→ What the exercise asks:
Transcribe all of the records word for word, but omit the pictures.

→ Data listing:
▬▬▬▬▬▬

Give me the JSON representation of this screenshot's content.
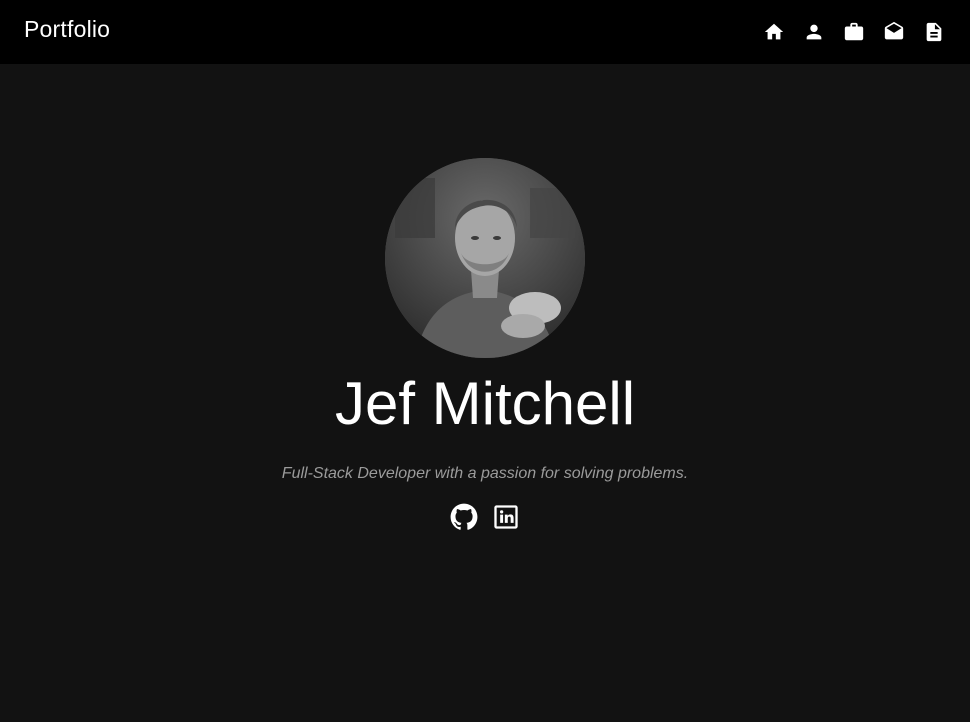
{
  "header": {
    "brand": "Portfolio",
    "nav": [
      {
        "icon": "home-icon",
        "name": "nav-home"
      },
      {
        "icon": "person-icon",
        "name": "nav-about"
      },
      {
        "icon": "briefcase-icon",
        "name": "nav-work"
      },
      {
        "icon": "mail-icon",
        "name": "nav-contact"
      },
      {
        "icon": "document-icon",
        "name": "nav-resume"
      }
    ]
  },
  "profile": {
    "name": "Jef Mitchell",
    "tagline": "Full-Stack Developer with a passion for solving problems.",
    "socials": [
      {
        "icon": "github-icon"
      },
      {
        "icon": "linkedin-icon"
      }
    ]
  },
  "colors": {
    "header_bg": "#000000",
    "page_bg": "#121212",
    "text": "#ffffff",
    "muted": "#9b9b9b"
  }
}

▬▬▬▬▬▬

→ Written response:
Give me the JSON representation of this screenshot's content.
{
  "header": {
    "brand": "Portfolio",
    "nav": [
      {
        "icon": "home-icon",
        "name": "nav-home"
      },
      {
        "icon": "person-icon",
        "name": "nav-about"
      },
      {
        "icon": "briefcase-icon",
        "name": "nav-work"
      },
      {
        "icon": "mail-icon",
        "name": "nav-contact"
      },
      {
        "icon": "document-icon",
        "name": "nav-resume"
      }
    ]
  },
  "profile": {
    "name": "Jef Mitchell",
    "tagline": "Full-Stack Developer with a passion for solving problems.",
    "socials": [
      {
        "icon": "github-icon"
      },
      {
        "icon": "linkedin-icon"
      }
    ]
  },
  "colors": {
    "header_bg": "#000000",
    "page_bg": "#121212",
    "text": "#ffffff",
    "muted": "#9b9b9b"
  }
}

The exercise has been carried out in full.